## Begin DATA SUPPLIED
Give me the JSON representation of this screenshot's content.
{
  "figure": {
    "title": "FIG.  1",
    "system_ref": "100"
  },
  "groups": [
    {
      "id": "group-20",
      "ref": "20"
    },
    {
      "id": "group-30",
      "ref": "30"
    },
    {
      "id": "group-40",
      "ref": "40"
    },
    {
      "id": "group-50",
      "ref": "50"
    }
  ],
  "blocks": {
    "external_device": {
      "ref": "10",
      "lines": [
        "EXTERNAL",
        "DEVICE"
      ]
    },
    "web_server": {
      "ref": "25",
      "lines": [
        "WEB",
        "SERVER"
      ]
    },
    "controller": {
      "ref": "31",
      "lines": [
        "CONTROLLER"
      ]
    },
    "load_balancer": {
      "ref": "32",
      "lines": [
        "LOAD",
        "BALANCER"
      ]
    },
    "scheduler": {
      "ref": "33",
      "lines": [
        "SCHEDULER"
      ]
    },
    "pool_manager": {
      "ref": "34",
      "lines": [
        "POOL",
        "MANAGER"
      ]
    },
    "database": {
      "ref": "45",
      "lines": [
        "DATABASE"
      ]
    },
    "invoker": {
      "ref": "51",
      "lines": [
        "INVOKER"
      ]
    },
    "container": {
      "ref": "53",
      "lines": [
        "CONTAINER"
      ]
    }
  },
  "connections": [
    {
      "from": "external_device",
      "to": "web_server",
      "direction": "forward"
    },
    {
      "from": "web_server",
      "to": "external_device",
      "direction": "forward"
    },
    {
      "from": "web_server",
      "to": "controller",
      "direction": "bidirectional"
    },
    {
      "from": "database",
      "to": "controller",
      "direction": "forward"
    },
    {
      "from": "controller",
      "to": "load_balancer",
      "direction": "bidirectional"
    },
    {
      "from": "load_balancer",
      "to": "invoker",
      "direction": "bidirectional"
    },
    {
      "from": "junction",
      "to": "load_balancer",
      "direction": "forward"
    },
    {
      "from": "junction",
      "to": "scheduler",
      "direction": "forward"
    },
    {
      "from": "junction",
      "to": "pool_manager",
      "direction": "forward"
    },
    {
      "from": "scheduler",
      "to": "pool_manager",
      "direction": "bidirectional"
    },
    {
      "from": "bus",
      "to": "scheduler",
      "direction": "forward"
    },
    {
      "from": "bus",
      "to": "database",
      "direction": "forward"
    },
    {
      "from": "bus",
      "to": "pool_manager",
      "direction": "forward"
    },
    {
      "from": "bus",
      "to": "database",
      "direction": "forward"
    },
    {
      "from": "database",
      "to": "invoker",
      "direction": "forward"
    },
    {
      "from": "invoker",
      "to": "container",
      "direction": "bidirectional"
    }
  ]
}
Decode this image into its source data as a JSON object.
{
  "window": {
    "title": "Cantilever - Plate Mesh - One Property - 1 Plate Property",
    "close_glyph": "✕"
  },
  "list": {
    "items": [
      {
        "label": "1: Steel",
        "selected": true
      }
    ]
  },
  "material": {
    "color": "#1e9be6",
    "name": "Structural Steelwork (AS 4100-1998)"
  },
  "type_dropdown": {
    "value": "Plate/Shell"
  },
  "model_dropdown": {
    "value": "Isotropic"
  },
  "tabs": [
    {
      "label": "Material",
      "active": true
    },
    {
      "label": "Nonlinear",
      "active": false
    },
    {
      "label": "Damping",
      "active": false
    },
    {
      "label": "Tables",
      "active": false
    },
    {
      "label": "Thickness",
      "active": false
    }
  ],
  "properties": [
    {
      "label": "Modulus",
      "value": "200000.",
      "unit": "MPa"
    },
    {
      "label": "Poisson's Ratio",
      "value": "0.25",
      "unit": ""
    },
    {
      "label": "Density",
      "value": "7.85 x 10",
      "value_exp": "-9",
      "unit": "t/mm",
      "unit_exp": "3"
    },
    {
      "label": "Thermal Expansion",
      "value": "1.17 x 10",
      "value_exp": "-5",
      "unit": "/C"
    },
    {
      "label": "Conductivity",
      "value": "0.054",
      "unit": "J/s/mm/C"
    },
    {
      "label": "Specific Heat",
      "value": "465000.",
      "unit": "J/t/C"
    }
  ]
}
## End DATA SUPPLIED
### EXERCISE DIRECTIONS
In the entries above, identify every line with the word "this". Copy those lines.

### CORRECT OUTPUT
Give me the JSON representation of this screenshot's content.
Decode this image into its source data as a JSON object.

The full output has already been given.